_Directions_
Of the lines in the records that follow, how many include the word "text"? Answer with a bare number.

━━━━━━

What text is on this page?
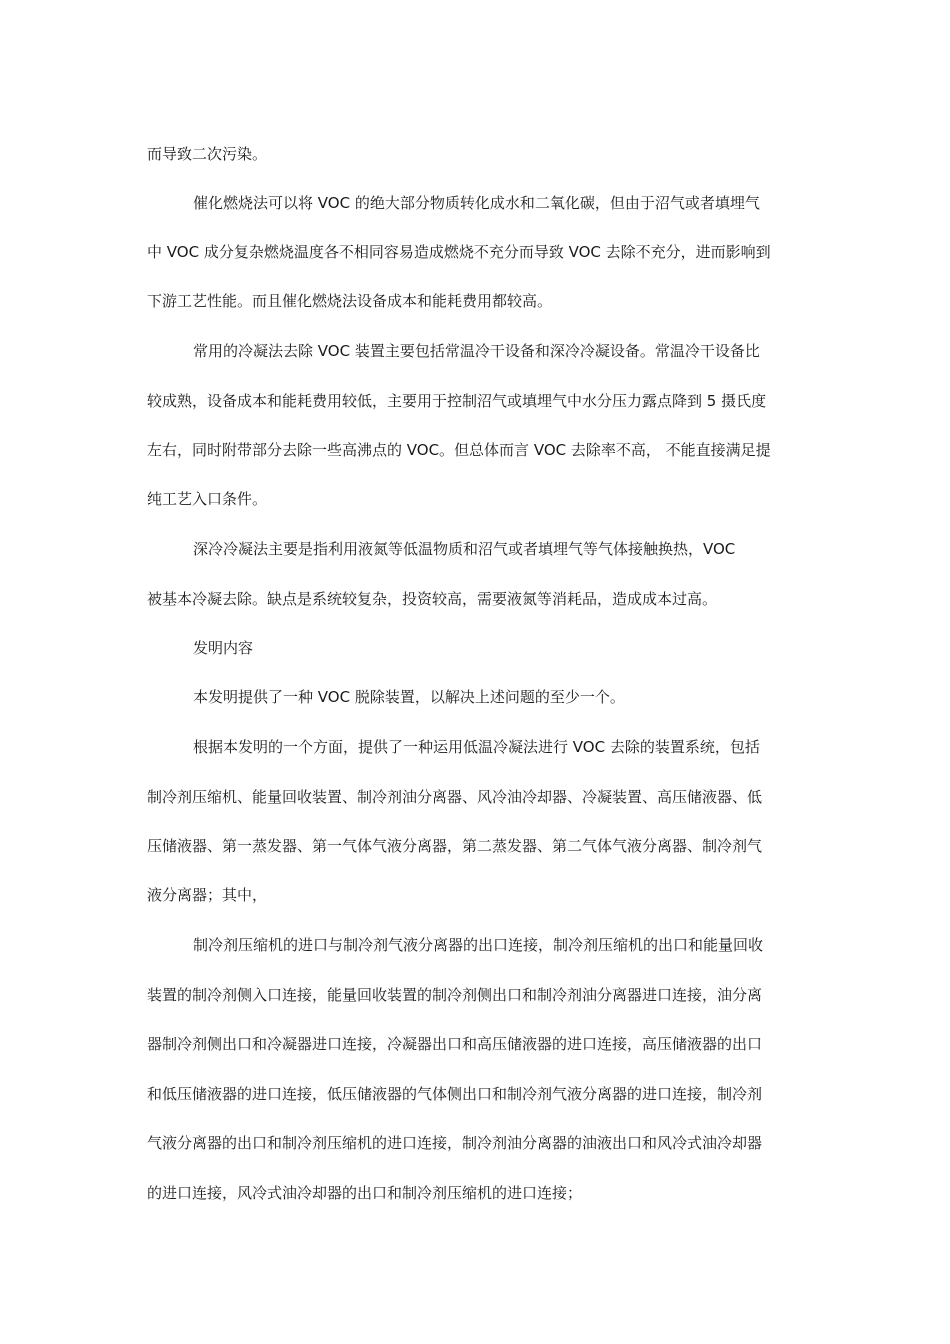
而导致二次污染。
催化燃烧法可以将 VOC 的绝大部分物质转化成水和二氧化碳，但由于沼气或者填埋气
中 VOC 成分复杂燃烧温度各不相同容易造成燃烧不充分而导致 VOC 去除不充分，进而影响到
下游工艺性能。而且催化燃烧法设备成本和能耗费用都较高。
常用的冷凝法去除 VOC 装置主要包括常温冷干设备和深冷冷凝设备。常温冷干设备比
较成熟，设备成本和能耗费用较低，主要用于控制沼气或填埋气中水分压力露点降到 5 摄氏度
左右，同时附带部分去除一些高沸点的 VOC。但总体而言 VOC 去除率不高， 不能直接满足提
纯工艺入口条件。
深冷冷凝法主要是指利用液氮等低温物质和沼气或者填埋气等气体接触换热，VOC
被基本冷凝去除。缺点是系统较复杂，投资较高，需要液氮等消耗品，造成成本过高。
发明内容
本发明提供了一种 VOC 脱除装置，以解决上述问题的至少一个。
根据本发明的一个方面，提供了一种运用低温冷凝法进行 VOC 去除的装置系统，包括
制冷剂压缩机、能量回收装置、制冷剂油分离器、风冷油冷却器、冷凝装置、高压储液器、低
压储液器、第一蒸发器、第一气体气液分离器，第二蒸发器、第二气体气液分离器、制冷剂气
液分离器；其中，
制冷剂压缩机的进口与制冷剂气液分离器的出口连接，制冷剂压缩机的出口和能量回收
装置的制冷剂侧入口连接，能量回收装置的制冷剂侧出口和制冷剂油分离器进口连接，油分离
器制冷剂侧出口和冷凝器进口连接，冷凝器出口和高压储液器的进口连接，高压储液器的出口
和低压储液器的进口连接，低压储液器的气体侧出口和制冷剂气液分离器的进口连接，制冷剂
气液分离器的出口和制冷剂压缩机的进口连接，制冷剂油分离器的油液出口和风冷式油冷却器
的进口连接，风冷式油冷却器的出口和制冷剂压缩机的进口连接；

━━━━━━

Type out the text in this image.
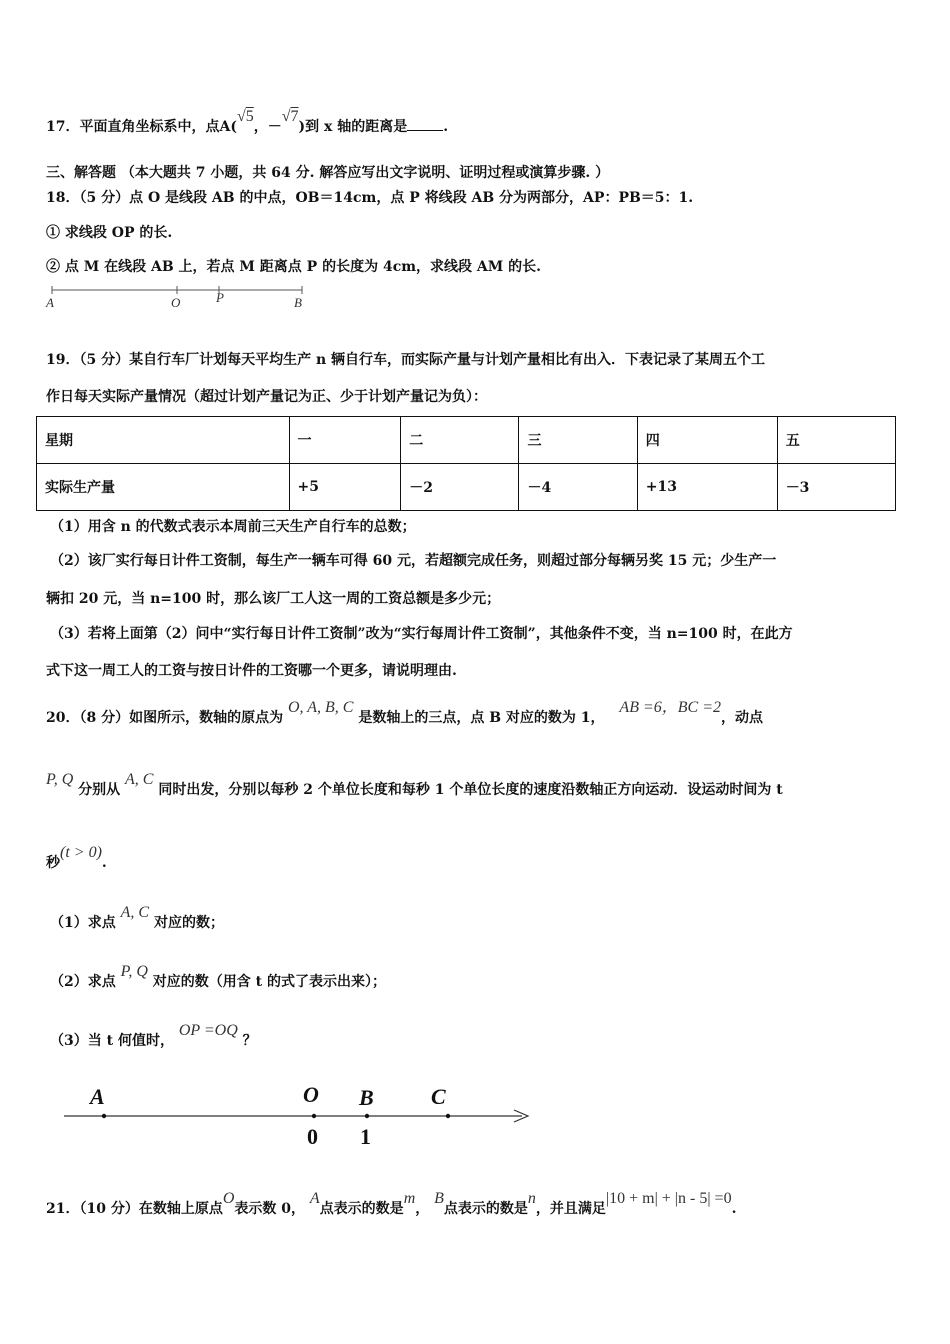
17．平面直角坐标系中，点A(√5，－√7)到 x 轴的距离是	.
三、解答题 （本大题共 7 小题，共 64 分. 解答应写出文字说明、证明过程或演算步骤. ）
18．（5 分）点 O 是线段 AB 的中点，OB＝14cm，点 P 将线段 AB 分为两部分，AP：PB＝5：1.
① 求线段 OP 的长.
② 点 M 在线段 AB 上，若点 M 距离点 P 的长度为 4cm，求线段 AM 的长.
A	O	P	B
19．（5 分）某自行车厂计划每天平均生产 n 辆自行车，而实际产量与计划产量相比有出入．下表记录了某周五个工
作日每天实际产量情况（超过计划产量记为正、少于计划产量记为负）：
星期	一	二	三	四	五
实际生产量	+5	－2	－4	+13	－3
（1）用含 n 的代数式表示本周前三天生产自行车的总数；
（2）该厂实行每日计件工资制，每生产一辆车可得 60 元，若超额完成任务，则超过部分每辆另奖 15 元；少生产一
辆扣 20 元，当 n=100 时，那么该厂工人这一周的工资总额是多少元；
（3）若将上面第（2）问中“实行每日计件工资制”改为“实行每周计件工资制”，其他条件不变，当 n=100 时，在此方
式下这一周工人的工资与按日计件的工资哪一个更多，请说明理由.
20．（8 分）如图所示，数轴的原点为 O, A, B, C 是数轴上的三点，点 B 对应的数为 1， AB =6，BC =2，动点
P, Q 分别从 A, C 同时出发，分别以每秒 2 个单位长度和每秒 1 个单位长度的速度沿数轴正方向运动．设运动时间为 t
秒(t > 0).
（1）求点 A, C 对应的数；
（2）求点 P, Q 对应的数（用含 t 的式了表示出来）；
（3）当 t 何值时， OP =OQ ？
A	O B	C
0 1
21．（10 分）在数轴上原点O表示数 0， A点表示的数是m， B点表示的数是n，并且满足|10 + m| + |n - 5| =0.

━━━━━━

_Written response_
2